# THE PROBLEM
Return the material word for word. Do not include the pictures.

# DATASET EXTRACT
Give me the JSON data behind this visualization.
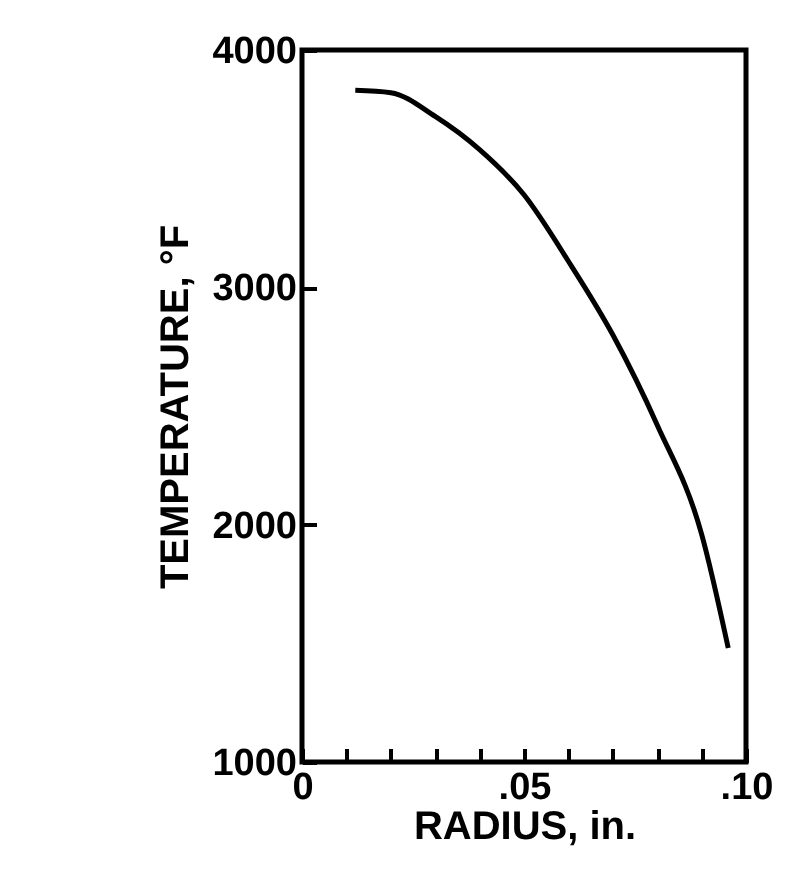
{
  "chart_data": {
    "type": "line",
    "xlabel": "RADIUS, in.",
    "ylabel": "TEMPERATURE, °F",
    "x": [
      0.012,
      0.02,
      0.03,
      0.04,
      0.05,
      0.06,
      0.07,
      0.08,
      0.09,
      0.096
    ],
    "series": [
      {
        "color": "#000000",
        "values": [
          3830,
          3820,
          3720,
          3580,
          3390,
          3110,
          2800,
          2420,
          1960,
          1480
        ]
      }
    ],
    "xlim": [
      0,
      0.1
    ],
    "xticks": [
      {
        "value": 0,
        "label": "0"
      },
      {
        "value": 0.01,
        "label": null
      },
      {
        "value": 0.02,
        "label": null
      },
      {
        "value": 0.03,
        "label": null
      },
      {
        "value": 0.04,
        "label": null
      },
      {
        "value": 0.05,
        "label": ".05"
      },
      {
        "value": 0.06,
        "label": null
      },
      {
        "value": 0.07,
        "label": null
      },
      {
        "value": 0.08,
        "label": null
      },
      {
        "value": 0.09,
        "label": null
      },
      {
        "value": 0.1,
        "label": ".10"
      }
    ],
    "ylim": [
      1000,
      4000
    ],
    "yticks": [
      1000,
      2000,
      3000,
      4000
    ],
    "grid": false,
    "marker": "none",
    "line_style": "solid"
  }
}
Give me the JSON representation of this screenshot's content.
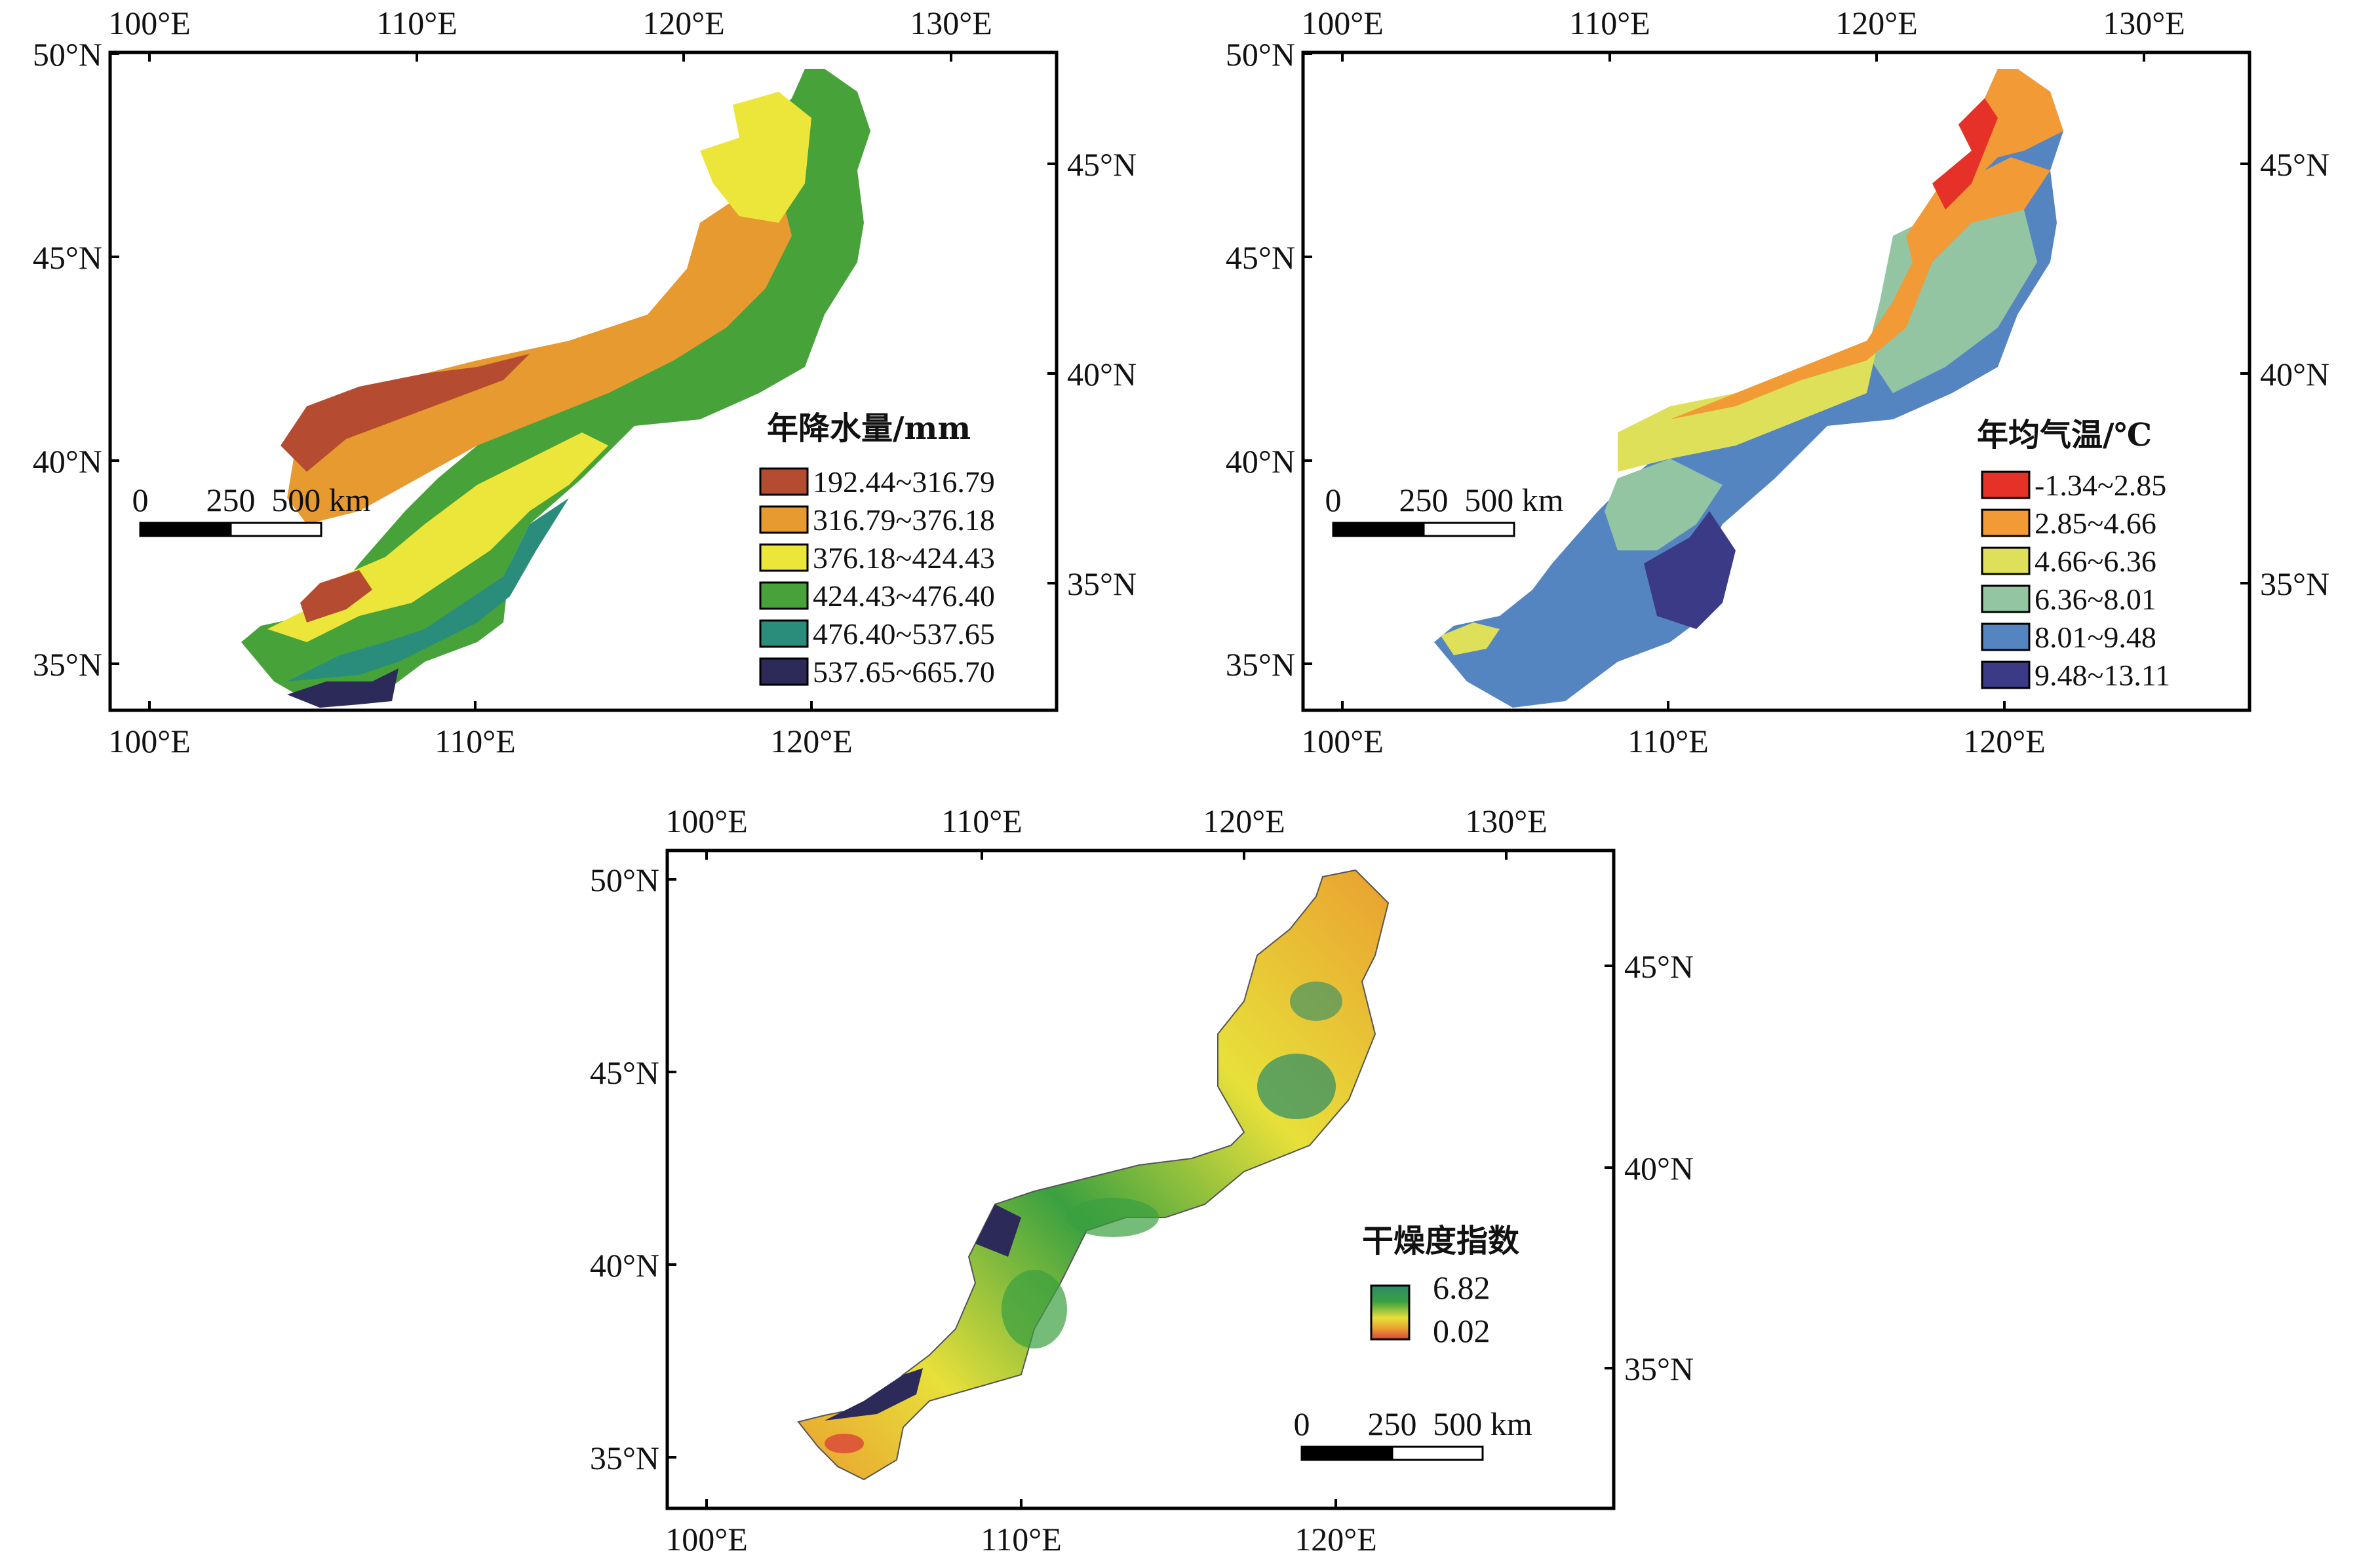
{
  "panels": [
    {
      "id": "precip",
      "top_lon_labels": [
        "100°E",
        "110°E",
        "120°E",
        "130°E"
      ],
      "bottom_lon_labels": [
        "100°E",
        "110°E",
        "120°E"
      ],
      "left_lat_labels": [
        "50°N",
        "45°N",
        "40°N",
        "35°N"
      ],
      "right_lat_labels": [
        "45°N",
        "40°N",
        "35°N"
      ],
      "scale_bar": {
        "labels": [
          "0",
          "250",
          "500 km"
        ]
      },
      "legend": {
        "title": "年降水量/mm",
        "items": [
          {
            "label": "192.44~316.79",
            "color": "#b54b30"
          },
          {
            "label": "316.79~376.18",
            "color": "#e69a30"
          },
          {
            "label": "376.18~424.43",
            "color": "#ede63a"
          },
          {
            "label": "424.43~476.40",
            "color": "#47a23a"
          },
          {
            "label": "476.40~537.65",
            "color": "#2a8c7a"
          },
          {
            "label": "537.65~665.70",
            "color": "#2c2a59"
          }
        ]
      }
    },
    {
      "id": "temp",
      "top_lon_labels": [
        "100°E",
        "110°E",
        "120°E",
        "130°E"
      ],
      "bottom_lon_labels": [
        "100°E",
        "110°E",
        "120°E"
      ],
      "left_lat_labels": [
        "50°N",
        "45°N",
        "40°N",
        "35°N"
      ],
      "right_lat_labels": [
        "45°N",
        "40°N",
        "35°N"
      ],
      "scale_bar": {
        "labels": [
          "0",
          "250",
          "500 km"
        ]
      },
      "legend": {
        "title": "年均气温/℃",
        "items": [
          {
            "label": "-1.34~2.85",
            "color": "#e53127"
          },
          {
            "label": "2.85~4.66",
            "color": "#f29a36"
          },
          {
            "label": "4.66~6.36",
            "color": "#dfe05a"
          },
          {
            "label": "6.36~8.01",
            "color": "#93c5a3"
          },
          {
            "label": "8.01~9.48",
            "color": "#5585c0"
          },
          {
            "label": "9.48~13.11",
            "color": "#3a3a86"
          }
        ]
      }
    },
    {
      "id": "aridity",
      "top_lon_labels": [
        "100°E",
        "110°E",
        "120°E",
        "130°E"
      ],
      "bottom_lon_labels": [
        "100°E",
        "110°E",
        "120°E"
      ],
      "left_lat_labels": [
        "50°N",
        "45°N",
        "40°N",
        "35°N"
      ],
      "right_lat_labels": [
        "45°N",
        "40°N",
        "35°N"
      ],
      "scale_bar": {
        "labels": [
          "0",
          "250",
          "500 km"
        ]
      },
      "legend": {
        "title": "干燥度指数",
        "max": "6.82",
        "min": "0.02",
        "gradient": [
          "#2a8c6a",
          "#3aa040",
          "#e8e03a",
          "#e9a030",
          "#d9453a"
        ]
      }
    }
  ]
}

# EXERCISE OUTPUT
Give me the JSON data behind this visualization.
{
  "chart_data": {
    "type": "line",
    "xlabel": "RADIUS, in.",
    "ylabel": "TEMPERATURE, °F",
    "x": [
      0.012,
      0.02,
      0.03,
      0.04,
      0.05,
      0.06,
      0.07,
      0.08,
      0.09,
      0.096
    ],
    "series": [
      {
        "color": "#000000",
        "values": [
          3830,
          3820,
          3720,
          3580,
          3390,
          3110,
          2800,
          2420,
          1960,
          1480
        ]
      }
    ],
    "xlim": [
      0,
      0.1
    ],
    "xticks": [
      {
        "value": 0,
        "label": "0"
      },
      {
        "value": 0.01,
        "label": null
      },
      {
        "value": 0.02,
        "label": null
      },
      {
        "value": 0.03,
        "label": null
      },
      {
        "value": 0.04,
        "label": null
      },
      {
        "value": 0.05,
        "label": ".05"
      },
      {
        "value": 0.06,
        "label": null
      },
      {
        "value": 0.07,
        "label": null
      },
      {
        "value": 0.08,
        "label": null
      },
      {
        "value": 0.09,
        "label": null
      },
      {
        "value": 0.1,
        "label": ".10"
      }
    ],
    "ylim": [
      1000,
      4000
    ],
    "yticks": [
      1000,
      2000,
      3000,
      4000
    ],
    "grid": false,
    "marker": "none",
    "line_style": "solid"
  }
}
Give me the JSON representation of this screenshot's content.
{
  "panels": [
    {
      "id": "precip",
      "top_lon_labels": [
        "100°E",
        "110°E",
        "120°E",
        "130°E"
      ],
      "bottom_lon_labels": [
        "100°E",
        "110°E",
        "120°E"
      ],
      "left_lat_labels": [
        "50°N",
        "45°N",
        "40°N",
        "35°N"
      ],
      "right_lat_labels": [
        "45°N",
        "40°N",
        "35°N"
      ],
      "scale_bar": {
        "labels": [
          "0",
          "250",
          "500 km"
        ]
      },
      "legend": {
        "title": "年降水量/mm",
        "items": [
          {
            "label": "192.44~316.79",
            "color": "#b54b30"
          },
          {
            "label": "316.79~376.18",
            "color": "#e69a30"
          },
          {
            "label": "376.18~424.43",
            "color": "#ede63a"
          },
          {
            "label": "424.43~476.40",
            "color": "#47a23a"
          },
          {
            "label": "476.40~537.65",
            "color": "#2a8c7a"
          },
          {
            "label": "537.65~665.70",
            "color": "#2c2a59"
          }
        ]
      }
    },
    {
      "id": "temp",
      "top_lon_labels": [
        "100°E",
        "110°E",
        "120°E",
        "130°E"
      ],
      "bottom_lon_labels": [
        "100°E",
        "110°E",
        "120°E"
      ],
      "left_lat_labels": [
        "50°N",
        "45°N",
        "40°N",
        "35°N"
      ],
      "right_lat_labels": [
        "45°N",
        "40°N",
        "35°N"
      ],
      "scale_bar": {
        "labels": [
          "0",
          "250",
          "500 km"
        ]
      },
      "legend": {
        "title": "年均气温/℃",
        "items": [
          {
            "label": "-1.34~2.85",
            "color": "#e53127"
          },
          {
            "label": "2.85~4.66",
            "color": "#f29a36"
          },
          {
            "label": "4.66~6.36",
            "color": "#dfe05a"
          },
          {
            "label": "6.36~8.01",
            "color": "#93c5a3"
          },
          {
            "label": "8.01~9.48",
            "color": "#5585c0"
          },
          {
            "label": "9.48~13.11",
            "color": "#3a3a86"
          }
        ]
      }
    },
    {
      "id": "aridity",
      "top_lon_labels": [
        "100°E",
        "110°E",
        "120°E",
        "130°E"
      ],
      "bottom_lon_labels": [
        "100°E",
        "110°E",
        "120°E"
      ],
      "left_lat_labels": [
        "50°N",
        "45°N",
        "40°N",
        "35°N"
      ],
      "right_lat_labels": [
        "45°N",
        "40°N",
        "35°N"
      ],
      "scale_bar": {
        "labels": [
          "0",
          "250",
          "500 km"
        ]
      },
      "legend": {
        "title": "干燥度指数",
        "max": "6.82",
        "min": "0.02",
        "gradient": [
          "#2a8c6a",
          "#3aa040",
          "#e8e03a",
          "#e9a030",
          "#d9453a"
        ]
      }
    }
  ]
}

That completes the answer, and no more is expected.